#### Exercise description
Copy out every record below exactly as written, but leave out any pictures.

Records about charts and figures
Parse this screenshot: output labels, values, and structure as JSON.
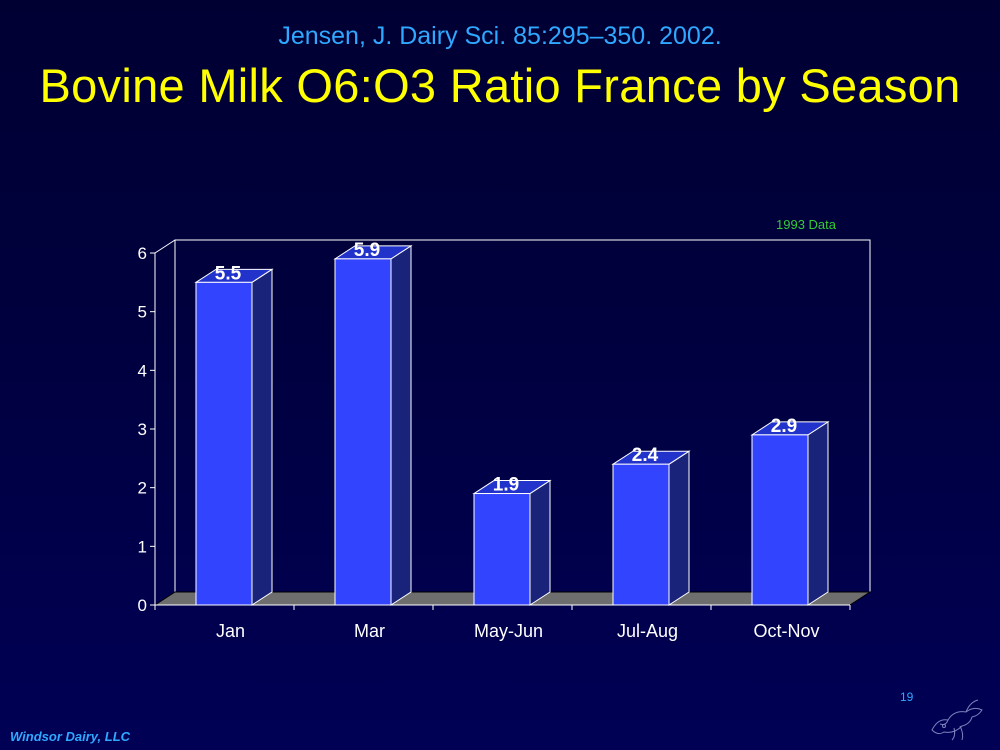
{
  "slide": {
    "subtitle": "Jensen, J. Dairy Sci. 85:295–350. 2002.",
    "title": "Bovine Milk O6:O3 Ratio France by Season",
    "footer": "Windsor Dairy, LLC",
    "page_number": "19",
    "logo_icon": "cow-sketch-icon"
  },
  "colors": {
    "background": "#000040",
    "subtitle": "#2fa8ff",
    "title": "#ffff00",
    "bar_front": "#3344ff",
    "bar_side": "#1a237a",
    "bar_top": "#2233cc",
    "floor": "#6e6e6e",
    "annotation": "#33cc33",
    "axis_text": "#ffffff"
  },
  "chart_data": {
    "type": "bar",
    "categories": [
      "Jan",
      "Mar",
      "May-Jun",
      "Jul-Aug",
      "Oct-Nov"
    ],
    "values": [
      5.5,
      5.9,
      1.9,
      2.4,
      2.9
    ],
    "data_labels": [
      "5.5",
      "5.9",
      "1.9",
      "2.4",
      "2.9"
    ],
    "ylim": [
      0,
      6
    ],
    "yticks": [
      "0",
      "1",
      "2",
      "3",
      "4",
      "5",
      "6"
    ],
    "annotation": "1993 Data",
    "grid": false,
    "style": "3d"
  }
}
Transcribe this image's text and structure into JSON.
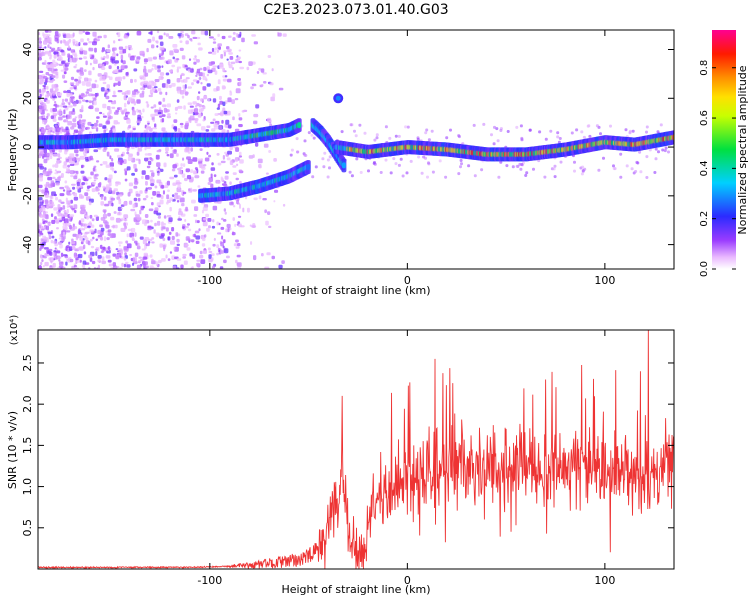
{
  "title": "C2E3.2023.073.01.40.G03",
  "chart_data": [
    {
      "type": "heatmap",
      "xlabel": "Height of straight line (km)",
      "ylabel": "Frequency (Hz)",
      "xlim": [
        -187,
        135
      ],
      "ylim": [
        -50,
        48
      ],
      "x_ticks": [
        -100,
        0,
        100
      ],
      "y_ticks": [
        -40,
        -20,
        0,
        20,
        40
      ],
      "colorbar": {
        "label": "Normalized spectral amplitude",
        "range": [
          0,
          0.95
        ],
        "ticks": [
          0.0,
          0.2,
          0.4,
          0.6,
          0.8
        ]
      },
      "ridges": [
        {
          "x": [
            -187,
            -170,
            -150,
            -130,
            -110,
            -90,
            -75,
            -60,
            -55
          ],
          "y": [
            2,
            2,
            3,
            3,
            3,
            3,
            5,
            7,
            9
          ]
        },
        {
          "x": [
            -105,
            -90,
            -75,
            -60,
            -50
          ],
          "y": [
            -20,
            -19,
            -16,
            -12,
            -8
          ]
        },
        {
          "x": [
            -48,
            -44,
            -40,
            -36,
            -32
          ],
          "y": [
            9,
            6,
            2,
            -3,
            -8
          ]
        },
        {
          "x": [
            -36,
            -20,
            0,
            20,
            40,
            60,
            80,
            100,
            115,
            135
          ],
          "y": [
            0,
            -2,
            0,
            -1,
            -3,
            -3,
            -1,
            2,
            1,
            4
          ]
        }
      ],
      "blobs": [
        {
          "x": -35,
          "y": 20
        }
      ]
    },
    {
      "type": "line",
      "xlabel": "Height of straight line (km)",
      "ylabel": "SNR (10 * v/v)",
      "y_multiplier": "(x10⁴)",
      "xlim": [
        -187,
        135
      ],
      "ylim": [
        0,
        2.9
      ],
      "x_ticks": [
        -100,
        0,
        100
      ],
      "y_ticks": [
        0.5,
        1.0,
        1.5,
        2.0,
        2.5
      ],
      "y_tick_labels": [
        "0.5",
        "1.0",
        "1.5",
        "2.0",
        "2.5"
      ],
      "series": [
        {
          "color": "#ee3333",
          "x": [
            -187,
            -150,
            -110,
            -80,
            -70,
            -60,
            -50,
            -42,
            -38,
            -35,
            -33,
            -30,
            -28,
            -25,
            -22,
            -18,
            -10,
            0,
            15,
            30,
            50,
            70,
            90,
            110,
            120,
            130,
            135
          ],
          "y": [
            0.02,
            0.02,
            0.02,
            0.04,
            0.07,
            0.09,
            0.15,
            0.3,
            0.8,
            0.7,
            1.3,
            0.4,
            0.3,
            0.15,
            0.12,
            0.8,
            0.9,
            1.1,
            1.2,
            1.3,
            1.25,
            1.2,
            1.25,
            1.15,
            1.0,
            1.3,
            1.4
          ]
        }
      ],
      "spikes": [
        {
          "x": -33,
          "y": 2.1
        },
        {
          "x": 14,
          "y": 2.55
        },
        {
          "x": 70,
          "y": 2.3
        },
        {
          "x": 118,
          "y": 2.4
        },
        {
          "x": 122,
          "y": 2.9
        }
      ]
    }
  ]
}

#### Exercise answer
Parse this screenshot: output labels, values, and structure as JSON.
{
  "slide": {
    "subtitle": "Jensen, J. Dairy Sci. 85:295–350. 2002.",
    "title": "Bovine Milk O6:O3 Ratio France by Season",
    "footer": "Windsor Dairy, LLC",
    "page_number": "19",
    "logo_icon": "cow-sketch-icon"
  },
  "colors": {
    "background": "#000040",
    "subtitle": "#2fa8ff",
    "title": "#ffff00",
    "bar_front": "#3344ff",
    "bar_side": "#1a237a",
    "bar_top": "#2233cc",
    "floor": "#6e6e6e",
    "annotation": "#33cc33",
    "axis_text": "#ffffff"
  },
  "chart_data": {
    "type": "bar",
    "categories": [
      "Jan",
      "Mar",
      "May-Jun",
      "Jul-Aug",
      "Oct-Nov"
    ],
    "values": [
      5.5,
      5.9,
      1.9,
      2.4,
      2.9
    ],
    "data_labels": [
      "5.5",
      "5.9",
      "1.9",
      "2.4",
      "2.9"
    ],
    "ylim": [
      0,
      6
    ],
    "yticks": [
      "0",
      "1",
      "2",
      "3",
      "4",
      "5",
      "6"
    ],
    "annotation": "1993 Data",
    "grid": false,
    "style": "3d"
  }
}
Transcribe this image's text and structure into JSON.
{
  "title": "C2E3.2023.073.01.40.G03",
  "chart_data": [
    {
      "type": "heatmap",
      "xlabel": "Height of straight line (km)",
      "ylabel": "Frequency (Hz)",
      "xlim": [
        -187,
        135
      ],
      "ylim": [
        -50,
        48
      ],
      "x_ticks": [
        -100,
        0,
        100
      ],
      "y_ticks": [
        -40,
        -20,
        0,
        20,
        40
      ],
      "colorbar": {
        "label": "Normalized spectral amplitude",
        "range": [
          0,
          0.95
        ],
        "ticks": [
          0.0,
          0.2,
          0.4,
          0.6,
          0.8
        ]
      },
      "ridges": [
        {
          "x": [
            -187,
            -170,
            -150,
            -130,
            -110,
            -90,
            -75,
            -60,
            -55
          ],
          "y": [
            2,
            2,
            3,
            3,
            3,
            3,
            5,
            7,
            9
          ]
        },
        {
          "x": [
            -105,
            -90,
            -75,
            -60,
            -50
          ],
          "y": [
            -20,
            -19,
            -16,
            -12,
            -8
          ]
        },
        {
          "x": [
            -48,
            -44,
            -40,
            -36,
            -32
          ],
          "y": [
            9,
            6,
            2,
            -3,
            -8
          ]
        },
        {
          "x": [
            -36,
            -20,
            0,
            20,
            40,
            60,
            80,
            100,
            115,
            135
          ],
          "y": [
            0,
            -2,
            0,
            -1,
            -3,
            -3,
            -1,
            2,
            1,
            4
          ]
        }
      ],
      "blobs": [
        {
          "x": -35,
          "y": 20
        }
      ]
    },
    {
      "type": "line",
      "xlabel": "Height of straight line (km)",
      "ylabel": "SNR (10 * v/v)",
      "y_multiplier": "(x10⁴)",
      "xlim": [
        -187,
        135
      ],
      "ylim": [
        0,
        2.9
      ],
      "x_ticks": [
        -100,
        0,
        100
      ],
      "y_ticks": [
        0.5,
        1.0,
        1.5,
        2.0,
        2.5
      ],
      "y_tick_labels": [
        "0.5",
        "1.0",
        "1.5",
        "2.0",
        "2.5"
      ],
      "series": [
        {
          "color": "#ee3333",
          "x": [
            -187,
            -150,
            -110,
            -80,
            -70,
            -60,
            -50,
            -42,
            -38,
            -35,
            -33,
            -30,
            -28,
            -25,
            -22,
            -18,
            -10,
            0,
            15,
            30,
            50,
            70,
            90,
            110,
            120,
            130,
            135
          ],
          "y": [
            0.02,
            0.02,
            0.02,
            0.04,
            0.07,
            0.09,
            0.15,
            0.3,
            0.8,
            0.7,
            1.3,
            0.4,
            0.3,
            0.15,
            0.12,
            0.8,
            0.9,
            1.1,
            1.2,
            1.3,
            1.25,
            1.2,
            1.25,
            1.15,
            1.0,
            1.3,
            1.4
          ]
        }
      ],
      "spikes": [
        {
          "x": -33,
          "y": 2.1
        },
        {
          "x": 14,
          "y": 2.55
        },
        {
          "x": 70,
          "y": 2.3
        },
        {
          "x": 118,
          "y": 2.4
        },
        {
          "x": 122,
          "y": 2.9
        }
      ]
    }
  ]
}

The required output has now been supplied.